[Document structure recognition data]

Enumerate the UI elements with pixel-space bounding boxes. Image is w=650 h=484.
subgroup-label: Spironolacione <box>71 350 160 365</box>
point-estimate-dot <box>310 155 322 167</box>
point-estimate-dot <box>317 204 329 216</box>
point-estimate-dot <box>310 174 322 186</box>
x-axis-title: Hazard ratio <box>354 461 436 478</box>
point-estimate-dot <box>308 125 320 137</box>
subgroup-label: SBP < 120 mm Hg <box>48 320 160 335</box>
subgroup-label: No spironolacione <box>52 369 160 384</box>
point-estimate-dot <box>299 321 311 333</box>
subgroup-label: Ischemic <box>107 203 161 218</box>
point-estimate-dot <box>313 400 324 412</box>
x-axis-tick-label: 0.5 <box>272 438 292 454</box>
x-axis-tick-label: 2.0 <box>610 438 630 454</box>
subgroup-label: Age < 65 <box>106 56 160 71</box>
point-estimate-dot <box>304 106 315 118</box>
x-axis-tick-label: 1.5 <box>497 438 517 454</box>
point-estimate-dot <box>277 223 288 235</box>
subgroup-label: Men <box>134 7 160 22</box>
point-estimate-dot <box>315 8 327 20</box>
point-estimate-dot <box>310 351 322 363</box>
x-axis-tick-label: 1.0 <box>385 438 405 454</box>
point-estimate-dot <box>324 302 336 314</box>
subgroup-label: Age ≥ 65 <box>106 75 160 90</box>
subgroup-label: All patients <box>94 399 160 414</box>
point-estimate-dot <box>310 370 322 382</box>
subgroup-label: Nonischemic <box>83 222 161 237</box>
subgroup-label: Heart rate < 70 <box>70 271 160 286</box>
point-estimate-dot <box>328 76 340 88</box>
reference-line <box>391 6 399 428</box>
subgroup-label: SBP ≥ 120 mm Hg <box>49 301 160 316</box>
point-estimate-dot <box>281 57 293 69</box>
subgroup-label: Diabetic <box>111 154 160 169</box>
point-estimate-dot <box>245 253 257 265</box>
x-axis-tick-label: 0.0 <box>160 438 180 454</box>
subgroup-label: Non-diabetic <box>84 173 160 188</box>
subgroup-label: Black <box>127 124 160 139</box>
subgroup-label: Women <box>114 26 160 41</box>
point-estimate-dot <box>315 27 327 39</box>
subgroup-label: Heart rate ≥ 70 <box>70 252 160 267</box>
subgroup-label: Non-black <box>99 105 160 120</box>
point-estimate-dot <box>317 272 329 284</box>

EXERCISE
A word-for-word transcription of all the data is needed.

EXERCISE ANSWER
Enumerate the UI elements with pixel-space bounding boxes. Image is w=650 h=484.
subgroup-label: Spironolacione <box>71 350 160 365</box>
point-estimate-dot <box>310 155 322 167</box>
point-estimate-dot <box>317 204 329 216</box>
point-estimate-dot <box>310 174 322 186</box>
x-axis-title: Hazard ratio <box>354 461 436 478</box>
point-estimate-dot <box>308 125 320 137</box>
subgroup-label: SBP < 120 mm Hg <box>48 320 160 335</box>
subgroup-label: No spironolacione <box>52 369 160 384</box>
point-estimate-dot <box>299 321 311 333</box>
subgroup-label: Ischemic <box>107 203 161 218</box>
point-estimate-dot <box>313 400 324 412</box>
x-axis-tick-label: 0.5 <box>272 438 292 454</box>
x-axis-tick-label: 2.0 <box>610 438 630 454</box>
subgroup-label: Age < 65 <box>106 56 160 71</box>
point-estimate-dot <box>304 106 315 118</box>
x-axis-tick-label: 1.5 <box>497 438 517 454</box>
point-estimate-dot <box>277 223 288 235</box>
subgroup-label: Men <box>134 7 160 22</box>
point-estimate-dot <box>315 8 327 20</box>
point-estimate-dot <box>310 351 322 363</box>
x-axis-tick-label: 1.0 <box>385 438 405 454</box>
point-estimate-dot <box>324 302 336 314</box>
subgroup-label: Age ≥ 65 <box>106 75 160 90</box>
subgroup-label: All patients <box>94 399 160 414</box>
point-estimate-dot <box>310 370 322 382</box>
subgroup-label: Nonischemic <box>83 222 161 237</box>
subgroup-label: Heart rate < 70 <box>70 271 160 286</box>
point-estimate-dot <box>328 76 340 88</box>
reference-line <box>391 6 399 428</box>
subgroup-label: SBP ≥ 120 mm Hg <box>49 301 160 316</box>
point-estimate-dot <box>281 57 293 69</box>
subgroup-label: Diabetic <box>111 154 160 169</box>
point-estimate-dot <box>245 253 257 265</box>
x-axis-tick-label: 0.0 <box>160 438 180 454</box>
subgroup-label: Non-diabetic <box>84 173 160 188</box>
subgroup-label: Black <box>127 124 160 139</box>
subgroup-label: Women <box>114 26 160 41</box>
point-estimate-dot <box>315 27 327 39</box>
subgroup-label: Heart rate ≥ 70 <box>70 252 160 267</box>
subgroup-label: Non-black <box>99 105 160 120</box>
point-estimate-dot <box>317 272 329 284</box>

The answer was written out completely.